▶ SELECTED EXCERPT:
Domestically the final reading of the UK December services PMI and the latest Bank of England’s latest Decision Maker Panel (DMP) survey of businesses will likely draw the most attention today. The preliminary ‘flash’ services PMI was somewhat better than predicted, rising back up to 50.0 ‘no change’ level from 48.8 in November. That indicated stagnant services activity in December after contractions in the prior two months. The manufacturing PMI survey, however, continued to signal contraction in December.
Separately, the results of the BoE’s latest DMP survey will be watched, particularly for what they reveal about firms’ inflation expectations. Policymakers have previously indicated that they take note of the data to assess risks to the inflation outlook.
In the Eurozone, November producer price output data for the bloc and preliminary Italian CPI inflation figures for December will be released this morning. Preliminary December CPI data already released for Germany, France and Spain have all surprised on the downside. They suggest that tomorrow’s Eurozone flash CPI estimate may fall to close to 9%, below the consensus forecast, from 10.1% in November. ECB policymakers, however, will likely remain concerned that core inflation, excluding food and energy, is continuing to accelerate.
In the US, the monthly ADP and weekly jobless claims reports will provide further insights into the state of the labour market. The ADP may offer hints for tomorrow’s official monthly payrolls report, although it has underestimated the official data in recent months. The consensus is for ADP private sector payrolls to have increased by 150k in December. Weekly initial jobless claims are still near recent and overall, the indications are that the labour market remains resilient. In addition, we expect the latest complete set of US trade figures to show a marked narrowing of the deficit to around $61.3bn in November from $78.2bn in October. That narrowing reflects a particularly sharp fall in goods imports on the month.
The pound weakened against the US dollar overnight at just above 1.20 and is also softer against the euro. UK gilt yields closed lower but US Treasury yields rose after hawkish-sounding Fed minutes. Tomorrow’s US official labour market data will be the most important near term release.

▶ SUPPLIED MATERIAL:
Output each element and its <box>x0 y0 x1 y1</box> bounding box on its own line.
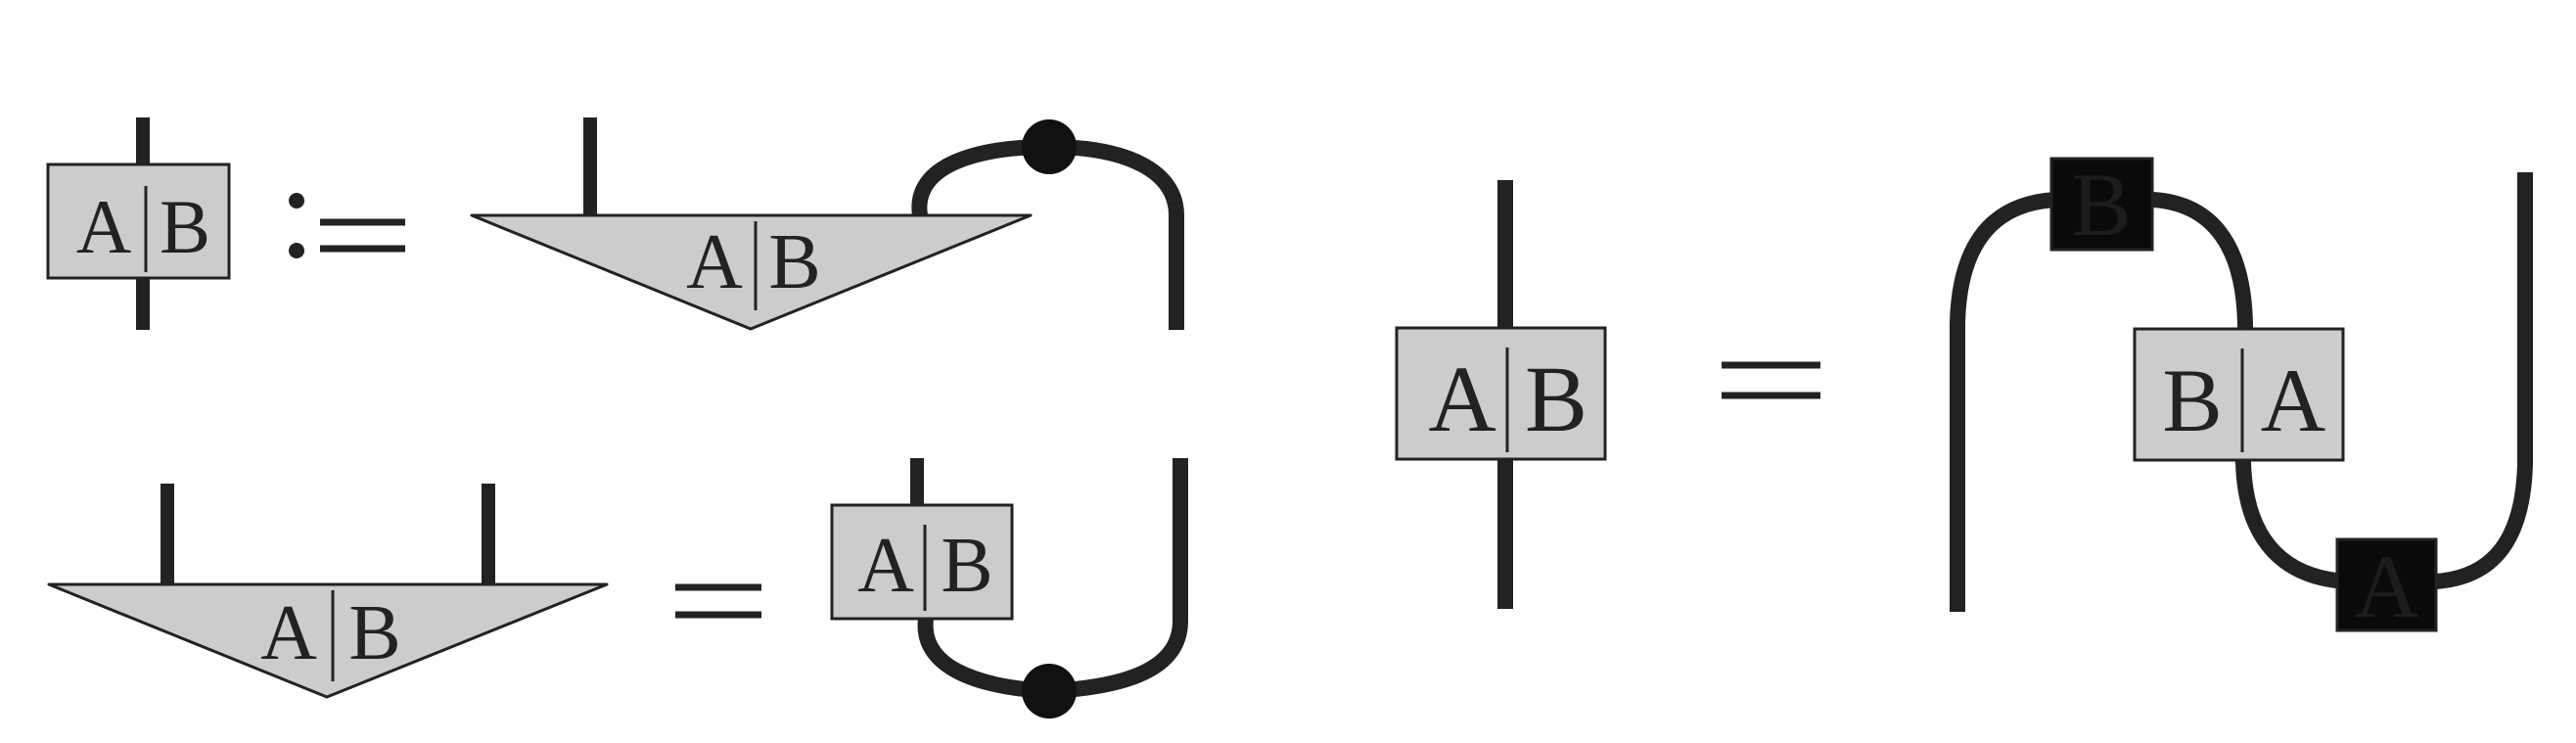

▶ SET TASK: Rewrite everything in the market outlook from "In the US, the" down to "on the month.", replacing "labour market" with "jobs market".

▶ IN RESPONSE:
In the US, the monthly ADP and weekly jobless claims reports will provide further insights into the state of the jobs market. The ADP may offer hints for tomorrow’s official monthly payrolls report, although it has underestimated the official data in recent months. The consensus is for ADP private sector payrolls to have increased by 150k in December. Weekly initial jobless claims are still near recent and overall, the indications are that the jobs market remains resilient. In addition, we expect the latest complete set of US trade figures to show a marked narrowing of the deficit to around $61.3bn in November from $78.2bn in October. That narrowing reflects a particularly sharp fall in goods imports on the month.